**Given exercise 1**. Give the lines of the listing, starting at its first line and ending at the line that contains "43% of semi-de: 28", as a JSON list of strings with one string per line and no blank lines.
⁂
The Yorkshire Dales is an upland area of Northern England spanning westwards from the Vale of York, over the Pennines and into Cumbria. Known mainly as The Dales it has outstanding scenery, a diversity of wildlife habitats, a rich cultural heritage and peacefulness. The Yorkshire Dales National Park, created in 1954 and one of fifteen National Parks in Britain, has over twenty main dales each with their own unique character and atmosphere.  Most of the dales are named after their river or stream except Wensleydale which is named after the small village and former market town of Wensley rather than the River Ure. The Northern Dales are rugged and the Southern Dales are less remote but the dales, so beautiful, are littered and scared with ancient settlement sites, disused mineral workings, dry-stone walls and barns. The U and V shaped valleys, formed by glaciers, are mainly grazed by sheep and cattle and provides the hills for walkers and climbers and the valley bottoms for strollers and amblers.
⁂
**Given exercise 2**. What four things does the Yorkshire Dales passage say the dales are littered and scarred with?
⁂
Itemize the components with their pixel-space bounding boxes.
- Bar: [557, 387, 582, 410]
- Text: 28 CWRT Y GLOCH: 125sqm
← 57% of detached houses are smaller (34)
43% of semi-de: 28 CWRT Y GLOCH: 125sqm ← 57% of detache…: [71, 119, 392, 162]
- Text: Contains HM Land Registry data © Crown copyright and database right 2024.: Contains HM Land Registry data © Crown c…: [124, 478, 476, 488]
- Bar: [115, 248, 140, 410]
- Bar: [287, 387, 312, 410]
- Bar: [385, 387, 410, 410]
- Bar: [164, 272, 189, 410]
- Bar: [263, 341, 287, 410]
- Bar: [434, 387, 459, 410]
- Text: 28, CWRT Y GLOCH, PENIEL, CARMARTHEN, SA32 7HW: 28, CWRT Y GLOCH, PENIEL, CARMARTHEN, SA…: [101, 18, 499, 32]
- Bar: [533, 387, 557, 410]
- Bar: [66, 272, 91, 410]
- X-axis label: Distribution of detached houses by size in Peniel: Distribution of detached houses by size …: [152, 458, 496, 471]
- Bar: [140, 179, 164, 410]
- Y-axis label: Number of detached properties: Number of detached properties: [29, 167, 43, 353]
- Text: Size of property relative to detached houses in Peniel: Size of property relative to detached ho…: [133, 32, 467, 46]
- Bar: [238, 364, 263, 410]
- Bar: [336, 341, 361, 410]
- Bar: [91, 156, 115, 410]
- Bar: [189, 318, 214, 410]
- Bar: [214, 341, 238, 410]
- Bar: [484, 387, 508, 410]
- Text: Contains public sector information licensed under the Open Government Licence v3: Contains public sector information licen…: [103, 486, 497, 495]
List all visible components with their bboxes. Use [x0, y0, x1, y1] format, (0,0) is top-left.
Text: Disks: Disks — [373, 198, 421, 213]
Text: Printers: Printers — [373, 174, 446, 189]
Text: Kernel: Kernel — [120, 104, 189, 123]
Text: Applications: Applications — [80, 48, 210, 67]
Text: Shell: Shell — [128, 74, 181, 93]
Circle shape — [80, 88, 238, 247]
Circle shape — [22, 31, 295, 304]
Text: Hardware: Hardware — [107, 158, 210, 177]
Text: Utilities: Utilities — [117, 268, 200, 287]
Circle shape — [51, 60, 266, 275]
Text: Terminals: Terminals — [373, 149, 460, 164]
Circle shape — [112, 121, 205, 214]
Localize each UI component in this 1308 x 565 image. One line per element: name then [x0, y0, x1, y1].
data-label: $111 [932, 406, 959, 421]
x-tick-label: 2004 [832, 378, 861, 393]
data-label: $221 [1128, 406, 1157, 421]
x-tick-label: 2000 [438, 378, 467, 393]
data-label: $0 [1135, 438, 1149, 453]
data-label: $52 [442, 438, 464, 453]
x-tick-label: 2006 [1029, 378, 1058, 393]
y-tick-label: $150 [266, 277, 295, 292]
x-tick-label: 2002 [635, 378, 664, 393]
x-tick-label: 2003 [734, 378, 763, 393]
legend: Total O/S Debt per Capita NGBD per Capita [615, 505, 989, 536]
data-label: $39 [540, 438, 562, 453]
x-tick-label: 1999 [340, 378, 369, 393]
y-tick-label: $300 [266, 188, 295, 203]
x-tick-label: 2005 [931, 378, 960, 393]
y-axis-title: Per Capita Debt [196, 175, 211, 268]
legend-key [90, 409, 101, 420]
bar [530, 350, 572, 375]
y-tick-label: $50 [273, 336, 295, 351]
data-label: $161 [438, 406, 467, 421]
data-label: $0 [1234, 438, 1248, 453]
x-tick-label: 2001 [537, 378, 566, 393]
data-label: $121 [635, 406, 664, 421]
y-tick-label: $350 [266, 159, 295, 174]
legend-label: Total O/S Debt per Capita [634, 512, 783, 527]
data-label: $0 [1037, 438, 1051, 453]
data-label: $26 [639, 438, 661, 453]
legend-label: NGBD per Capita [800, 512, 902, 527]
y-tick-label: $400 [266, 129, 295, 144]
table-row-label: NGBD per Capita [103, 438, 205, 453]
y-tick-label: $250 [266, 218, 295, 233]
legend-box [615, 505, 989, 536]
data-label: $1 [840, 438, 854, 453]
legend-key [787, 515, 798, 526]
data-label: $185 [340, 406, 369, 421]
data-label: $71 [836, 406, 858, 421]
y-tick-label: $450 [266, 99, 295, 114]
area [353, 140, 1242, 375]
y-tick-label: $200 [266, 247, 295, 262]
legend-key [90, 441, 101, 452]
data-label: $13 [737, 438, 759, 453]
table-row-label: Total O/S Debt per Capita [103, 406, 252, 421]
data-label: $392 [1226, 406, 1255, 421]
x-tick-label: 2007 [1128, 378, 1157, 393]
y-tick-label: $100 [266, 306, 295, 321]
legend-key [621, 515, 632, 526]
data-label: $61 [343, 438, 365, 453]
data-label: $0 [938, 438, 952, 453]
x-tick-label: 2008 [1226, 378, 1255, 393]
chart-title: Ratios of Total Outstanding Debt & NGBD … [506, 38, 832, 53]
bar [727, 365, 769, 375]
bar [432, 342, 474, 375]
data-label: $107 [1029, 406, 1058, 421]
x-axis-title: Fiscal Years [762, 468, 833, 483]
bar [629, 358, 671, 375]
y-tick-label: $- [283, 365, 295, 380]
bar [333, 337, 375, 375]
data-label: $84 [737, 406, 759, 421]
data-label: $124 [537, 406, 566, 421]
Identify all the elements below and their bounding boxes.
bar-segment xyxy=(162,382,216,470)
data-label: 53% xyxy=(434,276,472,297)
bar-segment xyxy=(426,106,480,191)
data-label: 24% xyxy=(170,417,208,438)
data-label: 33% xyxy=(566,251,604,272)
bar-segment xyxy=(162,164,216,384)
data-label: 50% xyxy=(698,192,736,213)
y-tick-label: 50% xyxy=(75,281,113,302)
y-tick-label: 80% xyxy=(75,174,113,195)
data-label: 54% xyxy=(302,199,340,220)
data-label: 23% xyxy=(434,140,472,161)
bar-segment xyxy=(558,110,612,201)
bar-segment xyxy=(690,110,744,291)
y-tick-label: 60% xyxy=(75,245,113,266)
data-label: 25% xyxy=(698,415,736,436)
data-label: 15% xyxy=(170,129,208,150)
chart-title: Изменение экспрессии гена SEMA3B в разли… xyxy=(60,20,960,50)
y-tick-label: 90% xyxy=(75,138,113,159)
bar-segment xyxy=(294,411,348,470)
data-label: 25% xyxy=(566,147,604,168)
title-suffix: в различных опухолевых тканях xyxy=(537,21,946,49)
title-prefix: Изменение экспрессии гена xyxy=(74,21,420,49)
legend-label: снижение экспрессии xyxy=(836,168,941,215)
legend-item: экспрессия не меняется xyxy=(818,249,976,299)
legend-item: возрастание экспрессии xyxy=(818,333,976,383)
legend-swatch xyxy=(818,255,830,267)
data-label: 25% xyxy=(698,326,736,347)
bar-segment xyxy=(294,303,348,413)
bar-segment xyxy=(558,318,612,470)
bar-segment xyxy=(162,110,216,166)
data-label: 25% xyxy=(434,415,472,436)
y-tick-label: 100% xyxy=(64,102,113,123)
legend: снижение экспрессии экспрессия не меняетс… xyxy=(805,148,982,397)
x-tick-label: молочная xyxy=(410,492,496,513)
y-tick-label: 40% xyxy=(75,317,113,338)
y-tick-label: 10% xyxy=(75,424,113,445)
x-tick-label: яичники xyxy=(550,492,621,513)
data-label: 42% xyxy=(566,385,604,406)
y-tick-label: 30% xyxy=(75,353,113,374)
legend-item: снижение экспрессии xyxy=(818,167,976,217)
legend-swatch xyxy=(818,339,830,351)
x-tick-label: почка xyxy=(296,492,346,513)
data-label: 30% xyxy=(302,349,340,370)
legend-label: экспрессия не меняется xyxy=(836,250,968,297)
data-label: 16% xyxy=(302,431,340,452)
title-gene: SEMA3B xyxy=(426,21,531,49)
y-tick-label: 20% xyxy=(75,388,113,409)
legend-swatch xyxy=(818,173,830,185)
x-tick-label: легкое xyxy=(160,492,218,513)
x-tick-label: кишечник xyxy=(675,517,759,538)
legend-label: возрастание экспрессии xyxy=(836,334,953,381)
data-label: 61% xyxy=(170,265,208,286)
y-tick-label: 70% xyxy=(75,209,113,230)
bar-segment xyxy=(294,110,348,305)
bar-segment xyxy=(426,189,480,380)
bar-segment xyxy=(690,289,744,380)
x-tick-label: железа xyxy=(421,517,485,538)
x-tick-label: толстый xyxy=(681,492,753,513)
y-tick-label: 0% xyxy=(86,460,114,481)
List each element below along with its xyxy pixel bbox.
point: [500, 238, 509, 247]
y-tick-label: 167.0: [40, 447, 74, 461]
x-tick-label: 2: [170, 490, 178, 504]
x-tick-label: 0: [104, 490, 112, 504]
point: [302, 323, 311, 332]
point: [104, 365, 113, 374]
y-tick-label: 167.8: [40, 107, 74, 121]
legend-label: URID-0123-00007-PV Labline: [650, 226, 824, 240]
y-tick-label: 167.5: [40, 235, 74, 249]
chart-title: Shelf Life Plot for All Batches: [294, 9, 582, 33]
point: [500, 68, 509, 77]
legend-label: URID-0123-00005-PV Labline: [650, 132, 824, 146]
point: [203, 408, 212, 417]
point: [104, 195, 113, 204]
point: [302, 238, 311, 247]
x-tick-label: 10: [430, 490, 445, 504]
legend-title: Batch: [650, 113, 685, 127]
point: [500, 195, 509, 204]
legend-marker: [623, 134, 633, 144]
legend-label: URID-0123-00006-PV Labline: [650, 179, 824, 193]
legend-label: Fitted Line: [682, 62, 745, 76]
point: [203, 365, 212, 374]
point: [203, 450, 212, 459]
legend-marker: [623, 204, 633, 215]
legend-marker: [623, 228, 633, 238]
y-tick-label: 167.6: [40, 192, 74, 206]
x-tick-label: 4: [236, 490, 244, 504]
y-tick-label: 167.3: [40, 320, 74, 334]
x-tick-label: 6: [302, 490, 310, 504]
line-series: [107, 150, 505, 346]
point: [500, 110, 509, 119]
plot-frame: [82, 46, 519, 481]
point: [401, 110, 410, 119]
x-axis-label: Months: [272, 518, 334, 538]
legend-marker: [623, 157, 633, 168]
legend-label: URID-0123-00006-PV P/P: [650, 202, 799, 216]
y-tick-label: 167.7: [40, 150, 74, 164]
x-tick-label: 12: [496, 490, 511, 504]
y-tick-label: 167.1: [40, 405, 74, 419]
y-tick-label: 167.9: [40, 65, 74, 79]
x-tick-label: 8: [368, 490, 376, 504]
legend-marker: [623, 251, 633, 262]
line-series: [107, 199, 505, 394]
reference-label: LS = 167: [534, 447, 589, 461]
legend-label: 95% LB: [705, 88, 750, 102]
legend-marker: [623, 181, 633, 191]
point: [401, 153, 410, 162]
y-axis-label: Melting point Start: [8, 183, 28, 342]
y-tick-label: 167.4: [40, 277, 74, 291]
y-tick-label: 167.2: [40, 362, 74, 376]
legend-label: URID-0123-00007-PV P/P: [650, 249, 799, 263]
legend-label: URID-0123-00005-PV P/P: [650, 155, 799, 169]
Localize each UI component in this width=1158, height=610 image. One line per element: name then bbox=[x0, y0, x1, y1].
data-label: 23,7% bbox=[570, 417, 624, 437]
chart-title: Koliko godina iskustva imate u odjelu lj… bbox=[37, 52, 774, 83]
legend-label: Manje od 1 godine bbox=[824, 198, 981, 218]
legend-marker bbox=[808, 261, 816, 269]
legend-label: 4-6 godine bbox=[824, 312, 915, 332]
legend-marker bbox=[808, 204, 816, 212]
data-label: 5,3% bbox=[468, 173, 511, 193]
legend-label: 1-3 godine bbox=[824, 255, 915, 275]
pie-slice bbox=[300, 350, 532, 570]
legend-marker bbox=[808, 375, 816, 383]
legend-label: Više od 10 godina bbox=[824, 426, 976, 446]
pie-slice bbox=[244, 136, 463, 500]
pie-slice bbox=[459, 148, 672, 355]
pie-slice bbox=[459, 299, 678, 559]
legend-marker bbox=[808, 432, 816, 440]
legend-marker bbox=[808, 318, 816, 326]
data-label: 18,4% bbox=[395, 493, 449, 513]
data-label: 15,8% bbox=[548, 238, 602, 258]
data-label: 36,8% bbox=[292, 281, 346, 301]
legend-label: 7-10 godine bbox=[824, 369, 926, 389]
⁂
**Correct output 1**.
[
  "Itemize the components with their pixel-space bounding boxes.",
  "- Bar: [557, 387, 582, 410]",
  "- Text: 28 CWRT Y GLOCH: 125sqm",
  "← 57% of detached houses are smaller (34)",
  "43% of semi-de: 28 CWRT Y GLOCH: 125sqm ← 57% of detache…: [71, 119, 392, 162]"
]

**Correct output 2**. Ancient settlement sites, disused mineral workings, dry-stone walls, and barns.